--- start ---

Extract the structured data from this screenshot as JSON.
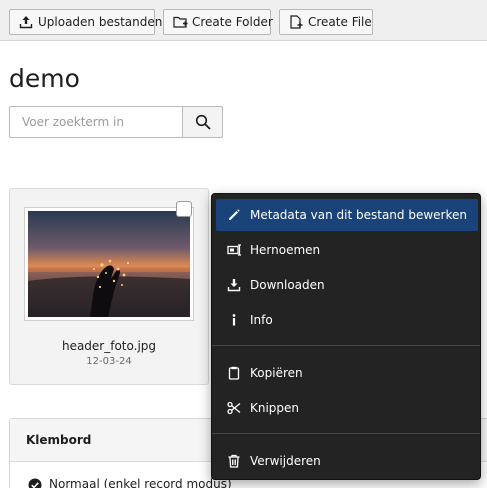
{
  "toolbar": {
    "upload_label": "Uploaden bestanden",
    "create_folder_label": "Create Folder",
    "create_file_label": "Create File"
  },
  "page": {
    "title": "demo"
  },
  "search": {
    "placeholder": "Voer zoekterm in",
    "value": ""
  },
  "file": {
    "name": "header_foto.jpg",
    "date": "12-03-24",
    "selected": false
  },
  "clipboard": {
    "title": "Klembord",
    "mode_label": "Normaal (enkel record modus)"
  },
  "context_menu": {
    "items": [
      {
        "label": "Metadata van dit bestand bewerken",
        "icon": "pencil-icon",
        "active": true
      },
      {
        "label": "Hernoemen",
        "icon": "rename-icon"
      },
      {
        "label": "Downloaden",
        "icon": "download-icon"
      },
      {
        "label": "Info",
        "icon": "info-icon"
      },
      {
        "label": "Kopiëren",
        "icon": "copy-icon"
      },
      {
        "label": "Knippen",
        "icon": "scissors-icon"
      },
      {
        "label": "Verwijderen",
        "icon": "trash-icon"
      }
    ]
  },
  "colors": {
    "menu_background": "#232323",
    "menu_active": "#1a4479",
    "toolbar_background": "#efefef"
  }
}
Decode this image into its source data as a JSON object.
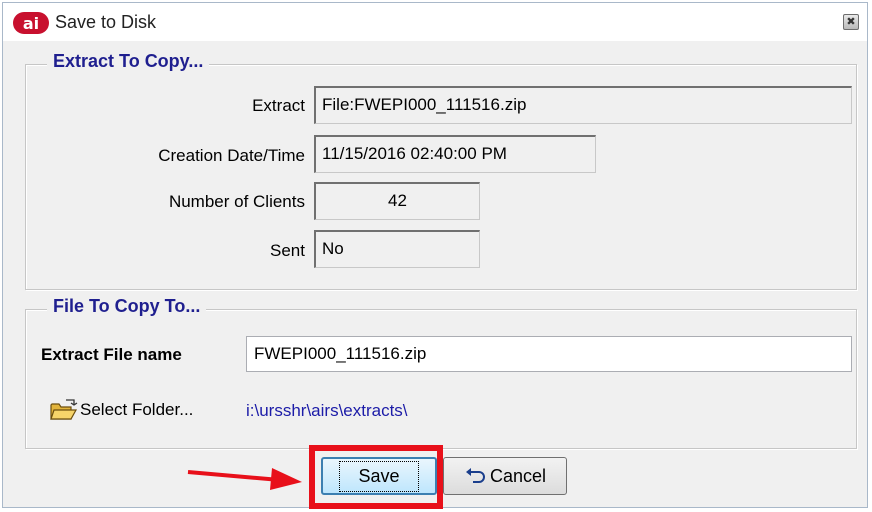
{
  "window": {
    "title": "Save to Disk",
    "logo_text": "ai",
    "close_glyph": "✖"
  },
  "extract_group": {
    "legend": "Extract To Copy...",
    "extract_label": "Extract",
    "extract_value": "File:FWEPI000_111516.zip",
    "creation_label": "Creation Date/Time",
    "creation_value": "11/15/2016 02:40:00 PM",
    "clients_label": "Number of Clients",
    "clients_value": "42",
    "sent_label": "Sent",
    "sent_value": "No"
  },
  "file_group": {
    "legend": "File To Copy To...",
    "filename_label": "Extract File name",
    "filename_value": "FWEPI000_111516.zip",
    "select_folder_label": "Select Folder...",
    "folder_path": "i:\\ursshr\\airs\\extracts\\"
  },
  "buttons": {
    "save_label": "Save",
    "cancel_label": "Cancel"
  },
  "icons": {
    "logo": "app-logo-icon",
    "folder": "open-folder-icon",
    "undo": "undo-arrow-icon",
    "close": "close-icon",
    "annotation_arrow": "red-arrow-icon"
  },
  "colors": {
    "legend_text": "#1f1f8f",
    "folder_link": "#1c1ca8",
    "annotation": "#e8101a",
    "logo_bg": "#c8102e"
  }
}
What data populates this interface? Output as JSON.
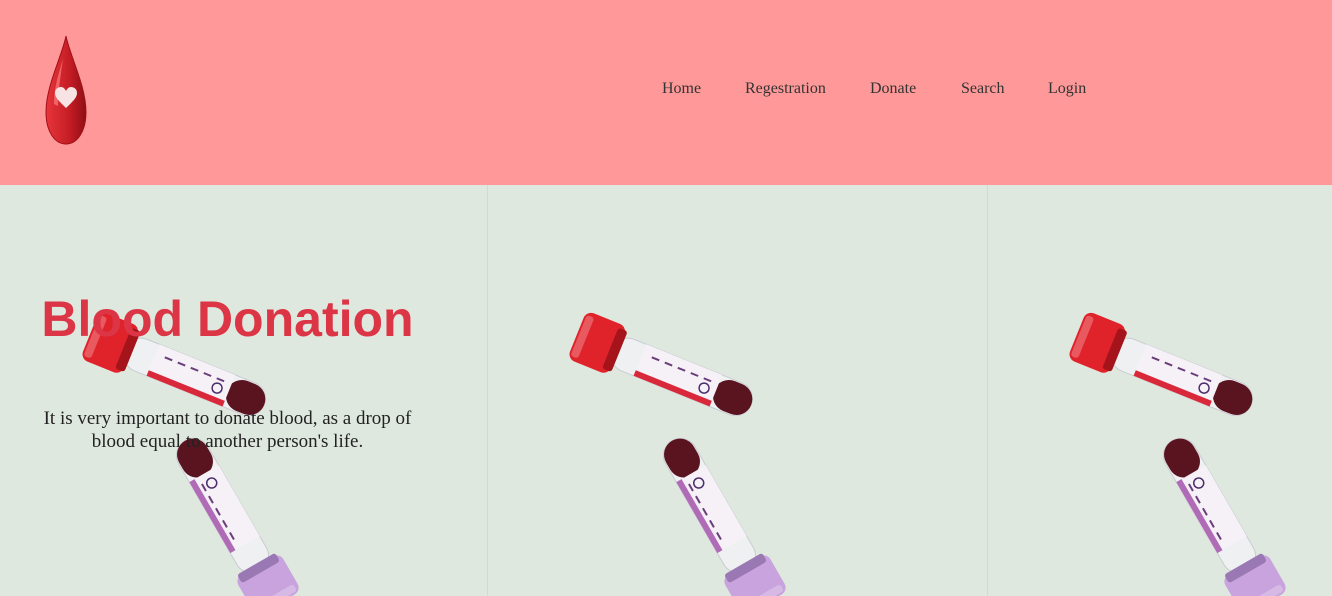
{
  "header": {
    "logo_icon": "blood-drop-heart-icon",
    "background_color": "#ff9999",
    "nav": [
      {
        "label": "Home"
      },
      {
        "label": "Regestration"
      },
      {
        "label": "Donate"
      },
      {
        "label": "Search"
      },
      {
        "label": "Login"
      }
    ]
  },
  "hero": {
    "title": "Blood Donation",
    "subtitle": "It is very important to donate blood, as a drop of blood equal to another person's life.",
    "title_color": "#dc3545",
    "background_color": "#dfe8df",
    "image": "blood-sample-tubes"
  }
}
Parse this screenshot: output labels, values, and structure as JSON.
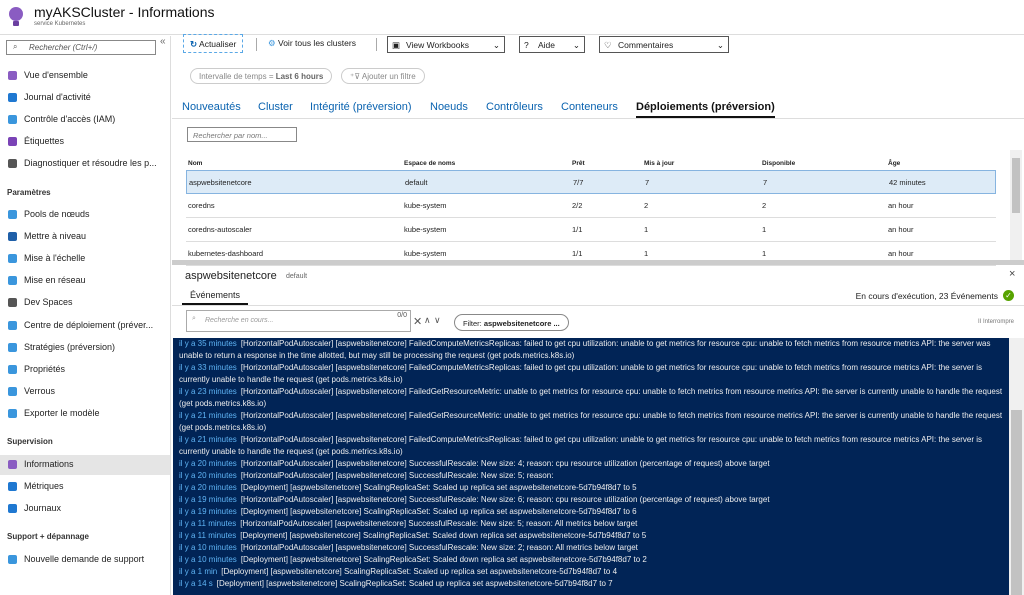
{
  "header": {
    "title": "myAKSCluster - Informations",
    "subtitle": "service Kubernetes"
  },
  "sidebar": {
    "search_placeholder": "Rechercher (Ctrl+/)",
    "collapse": "«",
    "items": [
      {
        "label": "Vue d'ensemble",
        "icon": "overview-icon",
        "color": "#8a5cc2"
      },
      {
        "label": "Journal d'activité",
        "icon": "activity-log-icon",
        "color": "#1f78d1"
      },
      {
        "label": "Contrôle d'accès (IAM)",
        "icon": "iam-icon",
        "color": "#3a96dd"
      },
      {
        "label": "Étiquettes",
        "icon": "tag-icon",
        "color": "#7a43b6"
      },
      {
        "label": "Diagnostiquer et résoudre les p...",
        "icon": "wrench-icon",
        "color": "#555555"
      }
    ],
    "sections": [
      {
        "title": "Paramètres",
        "items": [
          {
            "label": "Pools de nœuds",
            "icon": "node-pools-icon",
            "color": "#3a96dd"
          },
          {
            "label": "Mettre à niveau",
            "icon": "upgrade-icon",
            "color": "#1f5fa8"
          },
          {
            "label": "Mise à l'échelle",
            "icon": "scale-icon",
            "color": "#3a96dd"
          },
          {
            "label": "Mise en réseau",
            "icon": "network-icon",
            "color": "#3a96dd"
          },
          {
            "label": "Dev Spaces",
            "icon": "dev-spaces-icon",
            "color": "#555555"
          },
          {
            "label": "Centre de déploiement (préver...",
            "icon": "deployment-center-icon",
            "color": "#3a96dd"
          },
          {
            "label": "Stratégies (préversion)",
            "icon": "policy-icon",
            "color": "#3a96dd"
          },
          {
            "label": "Propriétés",
            "icon": "properties-icon",
            "color": "#3a96dd"
          },
          {
            "label": "Verrous",
            "icon": "lock-icon",
            "color": "#3a96dd"
          },
          {
            "label": "Exporter le modèle",
            "icon": "export-template-icon",
            "color": "#3a96dd"
          }
        ]
      },
      {
        "title": "Supervision",
        "items": [
          {
            "label": "Informations",
            "icon": "insights-icon",
            "color": "#8a5cc2",
            "selected": true
          },
          {
            "label": "Métriques",
            "icon": "metrics-icon",
            "color": "#1f78d1"
          },
          {
            "label": "Journaux",
            "icon": "logs-icon",
            "color": "#1f78d1"
          }
        ]
      },
      {
        "title": "Support + dépannage",
        "items": [
          {
            "label": "Nouvelle demande de support",
            "icon": "support-icon",
            "color": "#3a96dd"
          }
        ]
      }
    ]
  },
  "toolbar": {
    "refresh": "Actualiser",
    "view_clusters": "Voir tous les clusters",
    "workbooks": "View Workbooks",
    "help": "Aide",
    "feedback": "Commentaires"
  },
  "filters": {
    "time_label": "Intervalle de temps = ",
    "time_value": "Last 6 hours",
    "add_filter": "Ajouter un filtre"
  },
  "tabs": [
    "Nouveautés",
    "Cluster",
    "Intégrité (préversion)",
    "Noeuds",
    "Contrôleurs",
    "Conteneurs",
    "Déploiements (préversion)"
  ],
  "grid": {
    "search_placeholder": "Rechercher par nom...",
    "columns": [
      "Nom",
      "Espace de noms",
      "Prêt",
      "Mis à jour",
      "Disponible",
      "Âge"
    ],
    "rows": [
      [
        "aspwebsitenetcore",
        "default",
        "7/7",
        "7",
        "7",
        "42 minutes"
      ],
      [
        "coredns",
        "kube-system",
        "2/2",
        "2",
        "2",
        "an hour"
      ],
      [
        "coredns-autoscaler",
        "kube-system",
        "1/1",
        "1",
        "1",
        "an hour"
      ],
      [
        "kubernetes-dashboard",
        "kube-system",
        "1/1",
        "1",
        "1",
        "an hour"
      ]
    ]
  },
  "detail": {
    "name": "aspwebsitenetcore",
    "namespace": "default",
    "tab": "Événements",
    "status": "En cours d'exécution, 23 Événements",
    "search_placeholder": "Recherche en cours...",
    "count": "0/0",
    "filter_label": "Filter: ",
    "filter_value": "aspwebsitenetcore ...",
    "pause": "II Interrompre",
    "status_color": "#57a300"
  },
  "events": [
    {
      "time": "il y a 35 minutes",
      "text": "[HorizontalPodAutoscaler] [aspwebsitenetcore] FailedComputeMetricsReplicas: failed to get cpu utilization: unable to get metrics for resource cpu: unable to fetch metrics from resource metrics API: the server was unable to return a response in the time allotted, but may still be processing the request (get pods.metrics.k8s.io)"
    },
    {
      "time": "il y a 33 minutes",
      "text": "[HorizontalPodAutoscaler] [aspwebsitenetcore] FailedComputeMetricsReplicas: failed to get cpu utilization: unable to get metrics for resource cpu: unable to fetch metrics from resource metrics API: the server is currently unable to handle the request (get pods.metrics.k8s.io)"
    },
    {
      "time": "il y a 23 minutes",
      "text": "[HorizontalPodAutoscaler] [aspwebsitenetcore] FailedGetResourceMetric: unable to get metrics for resource cpu: unable to fetch metrics from resource metrics API: the server is currently unable to handle the request (get pods.metrics.k8s.io)"
    },
    {
      "time": "il y a 21 minutes",
      "text": "[HorizontalPodAutoscaler] [aspwebsitenetcore] FailedGetResourceMetric: unable to get metrics for resource cpu: unable to fetch metrics from resource metrics API: the server is currently unable to handle the request (get pods.metrics.k8s.io)"
    },
    {
      "time": "il y a 21 minutes",
      "text": "[HorizontalPodAutoscaler] [aspwebsitenetcore] FailedComputeMetricsReplicas: failed to get cpu utilization: unable to get metrics for resource cpu: unable to fetch metrics from resource metrics API: the server is currently unable to handle the request (get pods.metrics.k8s.io)"
    },
    {
      "time": "il y a 20 minutes",
      "text": "[HorizontalPodAutoscaler] [aspwebsitenetcore] SuccessfulRescale: New size: 4; reason: cpu resource utilization (percentage of request) above target"
    },
    {
      "time": "il y a 20 minutes",
      "text": "[HorizontalPodAutoscaler] [aspwebsitenetcore] SuccessfulRescale: New size: 5; reason:"
    },
    {
      "time": "il y a 20 minutes",
      "text": "[Deployment] [aspwebsitenetcore] ScalingReplicaSet: Scaled up replica set aspwebsitenetcore-5d7b94f8d7 to 5"
    },
    {
      "time": "il y a 19 minutes",
      "text": "[HorizontalPodAutoscaler] [aspwebsitenetcore] SuccessfulRescale: New size: 6; reason: cpu resource utilization (percentage of request) above target"
    },
    {
      "time": "il y a 19 minutes",
      "text": "[Deployment] [aspwebsitenetcore] ScalingReplicaSet: Scaled up replica set aspwebsitenetcore-5d7b94f8d7 to 6"
    },
    {
      "time": "il y a 11 minutes",
      "text": "[HorizontalPodAutoscaler] [aspwebsitenetcore] SuccessfulRescale: New size: 5; reason: All metrics below target"
    },
    {
      "time": "il y a 11 minutes",
      "text": "[Deployment] [aspwebsitenetcore] ScalingReplicaSet: Scaled down replica set aspwebsitenetcore-5d7b94f8d7 to 5"
    },
    {
      "time": "il y a 10 minutes",
      "text": "[HorizontalPodAutoscaler] [aspwebsitenetcore] SuccessfulRescale: New size: 2; reason: All metrics below target"
    },
    {
      "time": "il y a 10 minutes",
      "text": "[Deployment] [aspwebsitenetcore] ScalingReplicaSet: Scaled down replica set aspwebsitenetcore-5d7b94f8d7 to 2"
    },
    {
      "time": "il y a 1 min",
      "text": "[Deployment] [aspwebsitenetcore] ScalingReplicaSet: Scaled up replica set aspwebsitenetcore-5d7b94f8d7 to 4"
    },
    {
      "time": "il y a 14 s",
      "text": "[Deployment] [aspwebsitenetcore] ScalingReplicaSet: Scaled up replica set aspwebsitenetcore-5d7b94f8d7 to 7"
    }
  ]
}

--- end ---

* [GIVEN EXERCISE] Copy each line of the records that contains the word "JSON".

* [EXERCISE SOLUTION]
Extract the structured data from this screenshot as JSON.
Decode this image into its source data as a JSON object.
What data populates this interface? Output as JSON.
Parse this screenshot: output labels, values, and structure as JSON.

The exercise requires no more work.